((

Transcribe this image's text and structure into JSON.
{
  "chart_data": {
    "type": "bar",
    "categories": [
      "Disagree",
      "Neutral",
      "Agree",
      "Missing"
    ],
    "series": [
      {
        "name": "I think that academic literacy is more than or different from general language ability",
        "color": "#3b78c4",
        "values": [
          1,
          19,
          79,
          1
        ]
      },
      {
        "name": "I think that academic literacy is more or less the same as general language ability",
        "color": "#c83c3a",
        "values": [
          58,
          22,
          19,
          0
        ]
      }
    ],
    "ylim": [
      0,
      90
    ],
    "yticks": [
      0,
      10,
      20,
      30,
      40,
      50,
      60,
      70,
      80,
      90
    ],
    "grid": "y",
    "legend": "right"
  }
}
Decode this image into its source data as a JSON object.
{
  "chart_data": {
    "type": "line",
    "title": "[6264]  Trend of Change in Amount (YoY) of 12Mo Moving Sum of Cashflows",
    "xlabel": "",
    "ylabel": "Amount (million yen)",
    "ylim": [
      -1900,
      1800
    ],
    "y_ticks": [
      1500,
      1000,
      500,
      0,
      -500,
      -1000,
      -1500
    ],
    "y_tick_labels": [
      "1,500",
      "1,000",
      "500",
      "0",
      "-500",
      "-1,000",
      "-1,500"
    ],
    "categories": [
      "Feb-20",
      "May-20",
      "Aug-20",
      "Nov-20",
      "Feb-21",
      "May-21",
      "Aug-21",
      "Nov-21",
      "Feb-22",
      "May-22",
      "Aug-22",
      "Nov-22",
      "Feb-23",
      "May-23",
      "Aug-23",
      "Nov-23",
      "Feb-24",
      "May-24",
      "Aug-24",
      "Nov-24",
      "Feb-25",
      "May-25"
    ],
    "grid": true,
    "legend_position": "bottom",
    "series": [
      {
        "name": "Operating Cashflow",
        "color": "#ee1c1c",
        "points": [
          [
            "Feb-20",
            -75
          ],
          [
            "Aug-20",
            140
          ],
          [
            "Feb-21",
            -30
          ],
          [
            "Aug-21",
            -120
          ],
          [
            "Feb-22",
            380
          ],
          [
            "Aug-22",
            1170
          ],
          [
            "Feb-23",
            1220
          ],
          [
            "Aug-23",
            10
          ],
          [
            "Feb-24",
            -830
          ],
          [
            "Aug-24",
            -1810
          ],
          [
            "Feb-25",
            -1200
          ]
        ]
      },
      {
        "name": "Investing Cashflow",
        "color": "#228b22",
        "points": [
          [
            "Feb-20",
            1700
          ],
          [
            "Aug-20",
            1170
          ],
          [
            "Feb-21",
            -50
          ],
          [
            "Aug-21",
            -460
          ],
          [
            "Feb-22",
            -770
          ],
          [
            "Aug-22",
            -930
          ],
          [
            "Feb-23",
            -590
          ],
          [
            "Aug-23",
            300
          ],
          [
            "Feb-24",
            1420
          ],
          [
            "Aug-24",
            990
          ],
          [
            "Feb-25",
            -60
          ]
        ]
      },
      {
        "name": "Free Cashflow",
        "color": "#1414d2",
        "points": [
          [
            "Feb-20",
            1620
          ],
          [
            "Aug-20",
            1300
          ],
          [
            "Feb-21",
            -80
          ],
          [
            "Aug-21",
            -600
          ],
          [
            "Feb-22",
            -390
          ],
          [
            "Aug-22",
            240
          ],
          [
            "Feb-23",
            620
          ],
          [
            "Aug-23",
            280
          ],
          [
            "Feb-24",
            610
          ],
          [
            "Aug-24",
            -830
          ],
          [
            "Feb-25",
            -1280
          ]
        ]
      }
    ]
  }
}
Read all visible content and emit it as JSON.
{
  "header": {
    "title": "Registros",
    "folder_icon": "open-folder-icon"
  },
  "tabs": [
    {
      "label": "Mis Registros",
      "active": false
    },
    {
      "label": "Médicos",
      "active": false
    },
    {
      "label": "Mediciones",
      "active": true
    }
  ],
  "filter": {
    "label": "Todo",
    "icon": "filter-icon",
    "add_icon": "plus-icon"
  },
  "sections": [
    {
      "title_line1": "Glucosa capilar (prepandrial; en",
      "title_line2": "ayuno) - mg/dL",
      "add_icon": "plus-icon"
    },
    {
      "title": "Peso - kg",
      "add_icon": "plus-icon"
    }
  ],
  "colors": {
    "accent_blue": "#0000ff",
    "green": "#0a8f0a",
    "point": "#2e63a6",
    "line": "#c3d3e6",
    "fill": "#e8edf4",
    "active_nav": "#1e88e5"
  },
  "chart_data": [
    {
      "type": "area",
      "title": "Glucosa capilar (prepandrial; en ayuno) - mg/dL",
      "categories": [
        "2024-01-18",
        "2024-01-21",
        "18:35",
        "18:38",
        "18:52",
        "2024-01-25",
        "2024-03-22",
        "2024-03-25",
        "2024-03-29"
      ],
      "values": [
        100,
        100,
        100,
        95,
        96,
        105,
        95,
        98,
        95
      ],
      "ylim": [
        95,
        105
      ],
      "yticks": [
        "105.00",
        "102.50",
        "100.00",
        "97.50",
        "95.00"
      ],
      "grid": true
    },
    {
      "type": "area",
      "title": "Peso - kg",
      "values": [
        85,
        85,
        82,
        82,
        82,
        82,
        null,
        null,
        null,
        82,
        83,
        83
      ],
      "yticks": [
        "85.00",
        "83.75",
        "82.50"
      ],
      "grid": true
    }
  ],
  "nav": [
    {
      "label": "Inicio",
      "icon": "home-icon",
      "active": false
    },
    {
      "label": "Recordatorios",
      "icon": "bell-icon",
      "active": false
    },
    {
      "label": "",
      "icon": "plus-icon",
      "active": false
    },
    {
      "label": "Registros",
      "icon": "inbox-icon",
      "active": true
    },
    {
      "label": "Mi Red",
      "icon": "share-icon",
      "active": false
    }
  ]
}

))

## DIRECTIONS
Search the data above for the string "name" and copy each line that has it.

## SOLUTION TO THE PROBLEM
        "name": "I think that academic literacy is more than or different from general language ability",
        "name": "I think that academic literacy is more or less the same as general language ability",
        "name": "Operating Cashflow",
        "name": "Investing Cashflow",
        "name": "Free Cashflow",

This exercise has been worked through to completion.